• [Stated goal] Gather every line of the entries that includes the word "Vocabulary".

• [Data provided]

## Begin

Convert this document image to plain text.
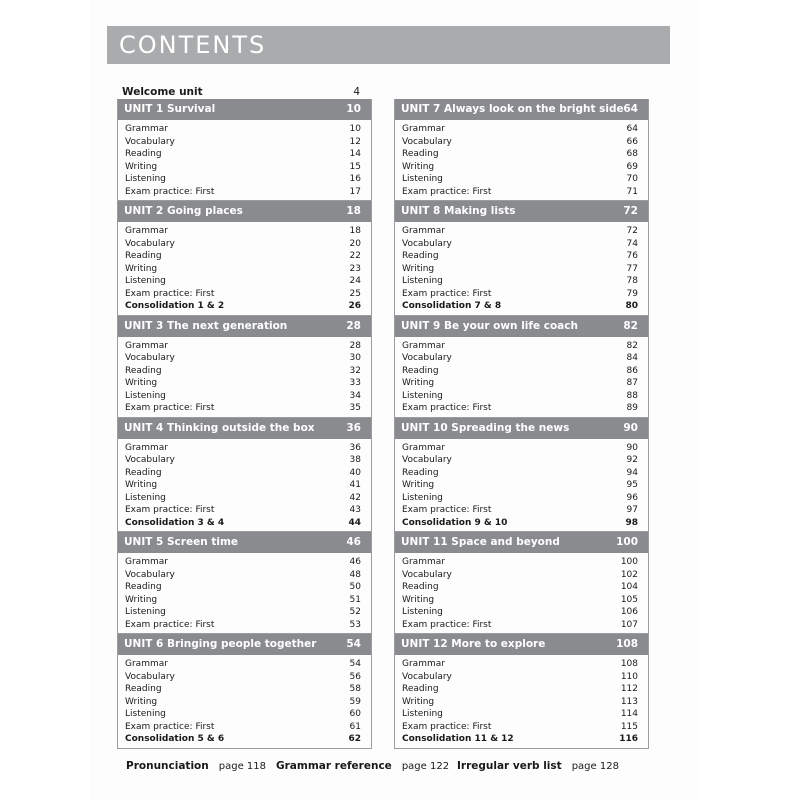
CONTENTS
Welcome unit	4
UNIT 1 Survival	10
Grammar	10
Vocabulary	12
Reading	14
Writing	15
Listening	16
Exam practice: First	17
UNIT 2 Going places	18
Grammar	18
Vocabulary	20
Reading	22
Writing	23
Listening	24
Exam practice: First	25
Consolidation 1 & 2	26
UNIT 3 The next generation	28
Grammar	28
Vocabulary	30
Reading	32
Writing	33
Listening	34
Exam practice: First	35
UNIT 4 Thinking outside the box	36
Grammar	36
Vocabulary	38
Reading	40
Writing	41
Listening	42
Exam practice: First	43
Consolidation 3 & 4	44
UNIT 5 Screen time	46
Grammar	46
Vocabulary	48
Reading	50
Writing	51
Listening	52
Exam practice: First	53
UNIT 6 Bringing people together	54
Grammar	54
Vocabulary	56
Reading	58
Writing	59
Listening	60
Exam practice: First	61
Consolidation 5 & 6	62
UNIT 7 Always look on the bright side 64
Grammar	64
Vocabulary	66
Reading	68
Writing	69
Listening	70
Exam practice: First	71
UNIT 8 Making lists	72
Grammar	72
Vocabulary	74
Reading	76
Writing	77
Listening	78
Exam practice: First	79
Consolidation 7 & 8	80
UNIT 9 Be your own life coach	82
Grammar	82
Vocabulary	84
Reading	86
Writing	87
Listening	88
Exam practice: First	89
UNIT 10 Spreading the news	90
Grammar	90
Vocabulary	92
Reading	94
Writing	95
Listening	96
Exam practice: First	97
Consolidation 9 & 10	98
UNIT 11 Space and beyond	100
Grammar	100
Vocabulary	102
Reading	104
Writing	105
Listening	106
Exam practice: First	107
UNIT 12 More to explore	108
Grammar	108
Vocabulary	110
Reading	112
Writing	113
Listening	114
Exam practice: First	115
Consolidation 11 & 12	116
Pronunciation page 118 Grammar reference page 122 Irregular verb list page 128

## End

• [Response to the exercise]
Vocabulary	12
Vocabulary	20
Vocabulary	30
Vocabulary	38
Vocabulary	48
Vocabulary	56
Vocabulary	66
Vocabulary	74
Vocabulary	84
Vocabulary	92
Vocabulary	102
Vocabulary	110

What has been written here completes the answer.